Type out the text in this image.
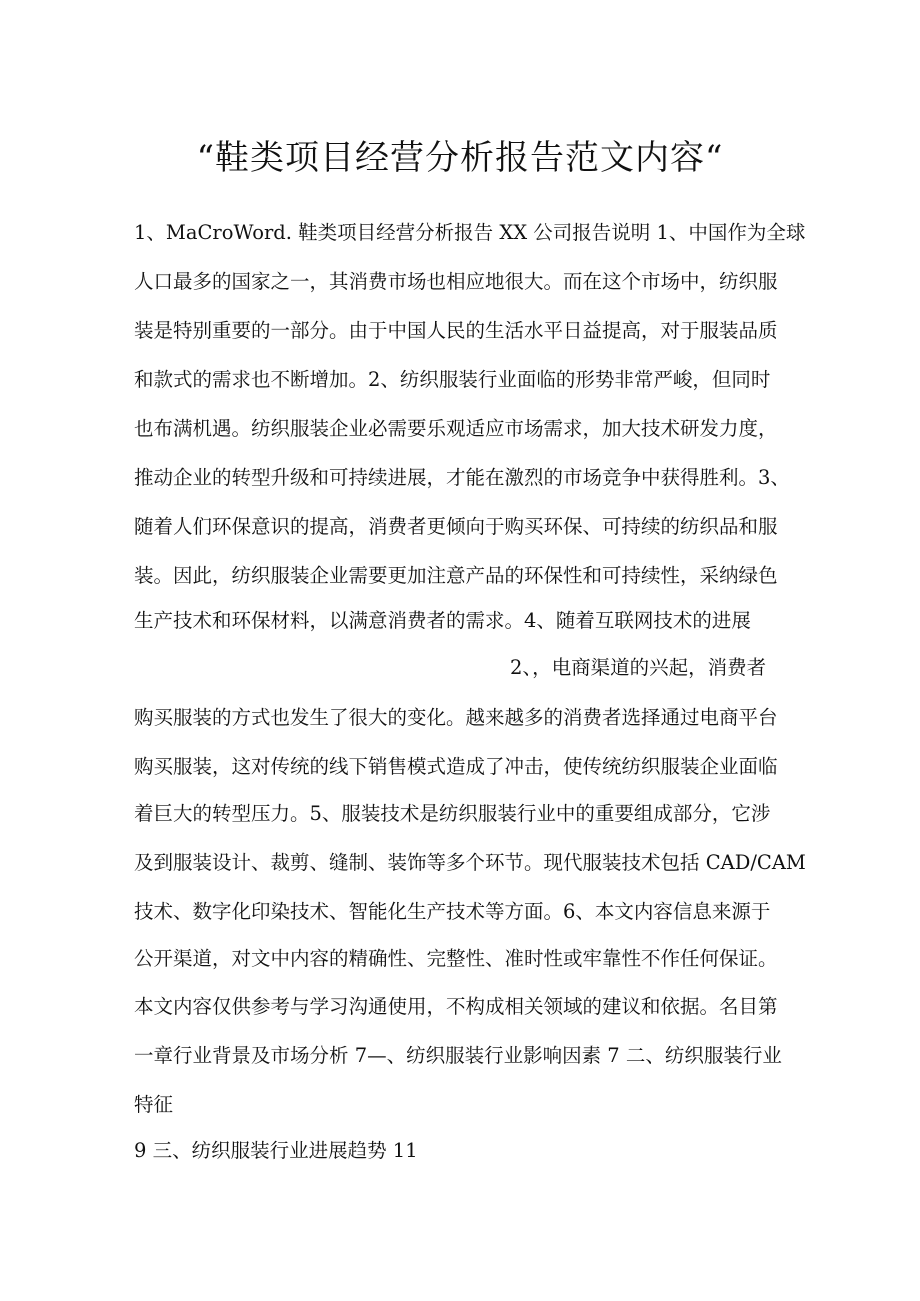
“鞋类项目经营分析报告范文内容“
1、MaCroWord. 鞋类项目经营分析报告 XX 公司报告说明 1、中国作为全球
人口最多的国家之一，其消费市场也相应地很大。而在这个市场中，纺织服
装是特别重要的一部分。由于中国人民的生活水平日益提高，对于服装品质
和款式的需求也不断增加。2、纺织服装行业面临的形势非常严峻，但同时
也布满机遇。纺织服装企业必需要乐观适应市场需求，加大技术研发力度，
推动企业的转型升级和可持续进展，才能在激烈的市场竞争中获得胜利。3、
随着人们环保意识的提高，消费者更倾向于购买环保、可持续的纺织品和服
装。因此，纺织服装企业需要更加注意产品的环保性和可持续性，采纳绿色
生产技术和环保材料，以满意消费者的需求。4、随着互联网技术的进展
2、，电商渠道的兴起，消费者
购买服装的方式也发生了很大的变化。越来越多的消费者选择通过电商平台
购买服装，这对传统的线下销售模式造成了冲击，使传统纺织服装企业面临
着巨大的转型压力。5、服装技术是纺织服装行业中的重要组成部分，它涉
及到服装设计、裁剪、缝制、装饰等多个环节。现代服装技术包括 CAD/CAM
技术、数字化印染技术、智能化生产技术等方面。6、本文内容信息来源于
公开渠道，对文中内容的精确性、完整性、准时性或牢靠性不作任何保证。
本文内容仅供参考与学习沟通使用，不构成相关领域的建议和依据。名目第
一章行业背景及市场分析 7—、纺织服装行业影响因素 7 二、纺织服装行业
特征
9 三、纺织服装行业进展趋势 11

━━━

Retype every record above exactly as written, but leave out the pictures.

RESULT OF THE EXERCISE:
Type out the text in this image.
“鞋类项目经营分析报告范文内容“
1、MaCroWord. 鞋类项目经营分析报告 XX 公司报告说明 1、中国作为全球
人口最多的国家之一，其消费市场也相应地很大。而在这个市场中，纺织服
装是特别重要的一部分。由于中国人民的生活水平日益提高，对于服装品质
和款式的需求也不断增加。2、纺织服装行业面临的形势非常严峻，但同时
也布满机遇。纺织服装企业必需要乐观适应市场需求，加大技术研发力度，
推动企业的转型升级和可持续进展，才能在激烈的市场竞争中获得胜利。3、
随着人们环保意识的提高，消费者更倾向于购买环保、可持续的纺织品和服
装。因此，纺织服装企业需要更加注意产品的环保性和可持续性，采纳绿色
生产技术和环保材料，以满意消费者的需求。4、随着互联网技术的进展
2、，电商渠道的兴起，消费者
购买服装的方式也发生了很大的变化。越来越多的消费者选择通过电商平台
购买服装，这对传统的线下销售模式造成了冲击，使传统纺织服装企业面临
着巨大的转型压力。5、服装技术是纺织服装行业中的重要组成部分，它涉
及到服装设计、裁剪、缝制、装饰等多个环节。现代服装技术包括 CAD/CAM
技术、数字化印染技术、智能化生产技术等方面。6、本文内容信息来源于
公开渠道，对文中内容的精确性、完整性、准时性或牢靠性不作任何保证。
本文内容仅供参考与学习沟通使用，不构成相关领域的建议和依据。名目第
一章行业背景及市场分析 7—、纺织服装行业影响因素 7 二、纺织服装行业
特征
9 三、纺织服装行业进展趋势 11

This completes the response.